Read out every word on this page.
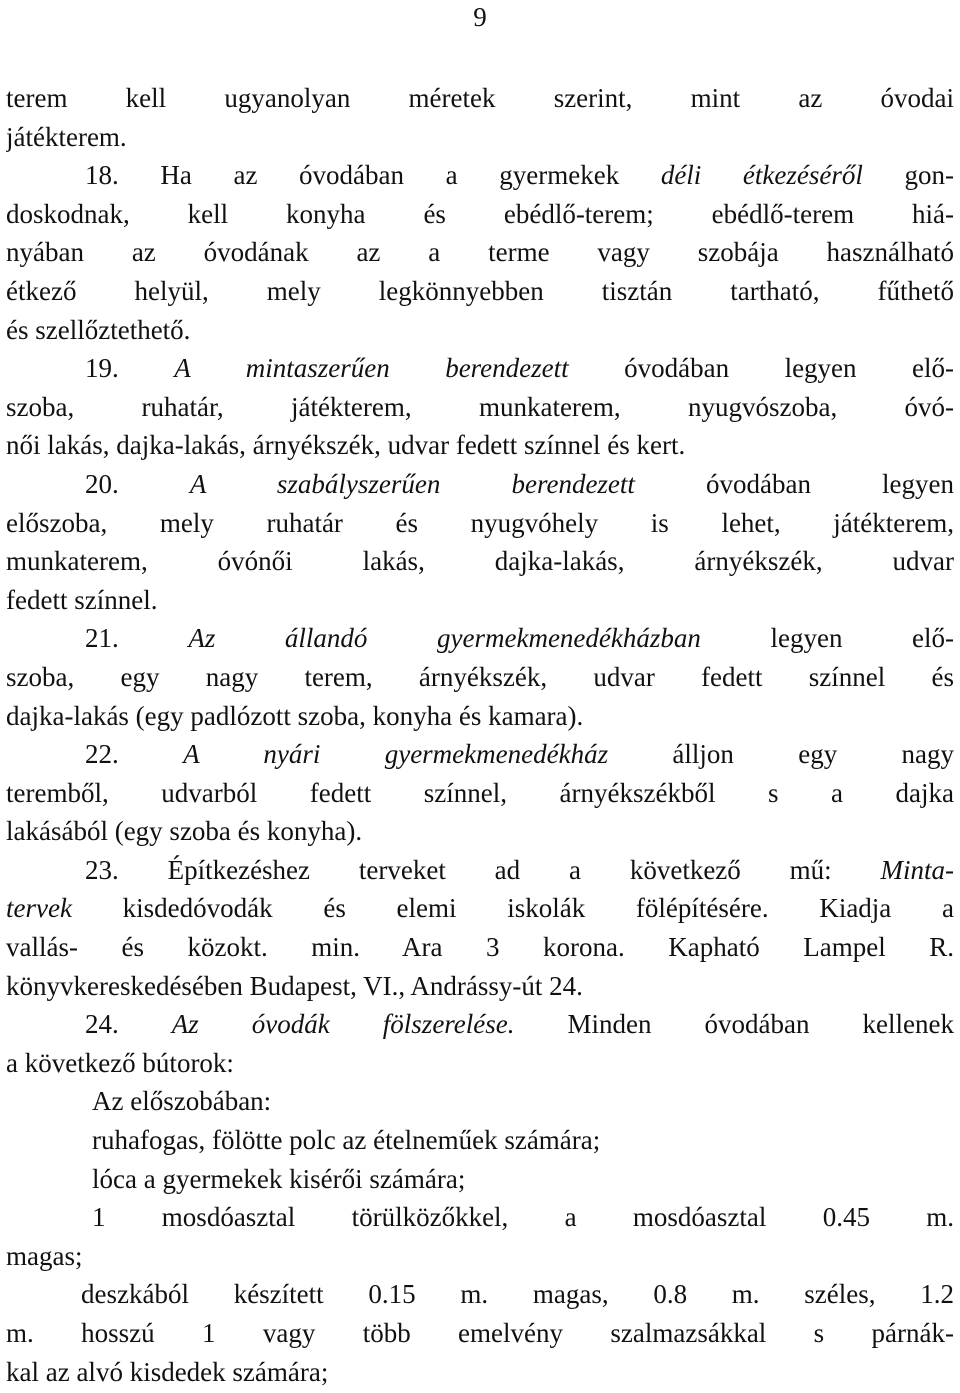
9
terem kell ugyanolyan méretek szerint, mint az óvodai
játékterem.
18. Ha az óvodában a gyermekek déli étkezéséről gon-
doskodnak, kell konyha és ebédlő-terem; ebédlő-terem hiá-
nyában az óvodának az a terme vagy szobája használható
étkező helyül, mely legkönnyebben tisztán tartható, fűthető
és szellőztethető.
19. A mintaszerűen berendezett óvodában legyen elő-
szoba, ruhatár, játékterem, munkaterem, nyugvószoba, óvó-
női lakás, dajka-lakás, árnyékszék, udvar fedett színnel és kert.
20. A szabályszerűen berendezett óvodában legyen
előszoba, mely ruhatár és nyugvóhely is lehet, játékterem,
munkaterem, óvónői lakás, dajka-lakás, árnyékszék, udvar
fedett színnel.
21. Az állandó gyermekmenedékházban legyen elő-
szoba, egy nagy terem, árnyékszék, udvar fedett színnel és
dajka-lakás (egy padlózott szoba, konyha és kamara).
22. A nyári gyermekmenedékház álljon egy nagy
teremből, udvarból fedett színnel, árnyékszékből s a dajka
lakásából (egy szoba és konyha).
23. Építkezéshez terveket ad a következő mű: Minta-
tervek kisdedóvodák és elemi iskolák fölépítésére. Kiadja a
vallás- és közokt. min. Ara 3 korona. Kapható Lampel R.
könyvkereskedésében Budapest, VI., Andrássy-út 24.
24. Az óvodák fölszerelése. Minden óvodában kellenek
a következő bútorok:
Az előszobában:
ruhafogas, fölötte polc az ételneműek számára;
lóca a gyermekek kisérői számára;
1 mosdóasztal törülközőkkel, a mosdóasztal 0.45 m.
magas;
deszkából készített 0.15 m. magas, 0.8 m. széles, 1.2
m. hosszú 1 vagy több emelvény szalmazsákkal s párnák-
kal az alvó kisdedek számára;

------------------------

Transcribe the full listing above exactly, with the images removed.

Read out every word on this page.
9
terem kell ugyanolyan méretek szerint, mint az óvodai
játékterem.
18. Ha az óvodában a gyermekek déli étkezéséről gon-
doskodnak, kell konyha és ebédlő-terem; ebédlő-terem hiá-
nyában az óvodának az a terme vagy szobája használható
étkező helyül, mely legkönnyebben tisztán tartható, fűthető
és szellőztethető.
19. A mintaszerűen berendezett óvodában legyen elő-
szoba, ruhatár, játékterem, munkaterem, nyugvószoba, óvó-
női lakás, dajka-lakás, árnyékszék, udvar fedett színnel és kert.
20. A szabályszerűen berendezett óvodában legyen
előszoba, mely ruhatár és nyugvóhely is lehet, játékterem,
munkaterem, óvónői lakás, dajka-lakás, árnyékszék, udvar
fedett színnel.
21. Az állandó gyermekmenedékházban legyen elő-
szoba, egy nagy terem, árnyékszék, udvar fedett színnel és
dajka-lakás (egy padlózott szoba, konyha és kamara).
22. A nyári gyermekmenedékház álljon egy nagy
teremből, udvarból fedett színnel, árnyékszékből s a dajka
lakásából (egy szoba és konyha).
23. Építkezéshez terveket ad a következő mű: Minta-
tervek kisdedóvodák és elemi iskolák fölépítésére. Kiadja a
vallás- és közokt. min. Ara 3 korona. Kapható Lampel R.
könyvkereskedésében Budapest, VI., Andrássy-út 24.
24. Az óvodák fölszerelése. Minden óvodában kellenek
a következő bútorok:
Az előszobában:
ruhafogas, fölötte polc az ételneműek számára;
lóca a gyermekek kisérői számára;
1 mosdóasztal törülközőkkel, a mosdóasztal 0.45 m.
magas;
deszkából készített 0.15 m. magas, 0.8 m. széles, 1.2
m. hosszú 1 vagy több emelvény szalmazsákkal s párnák-
kal az alvó kisdedek számára;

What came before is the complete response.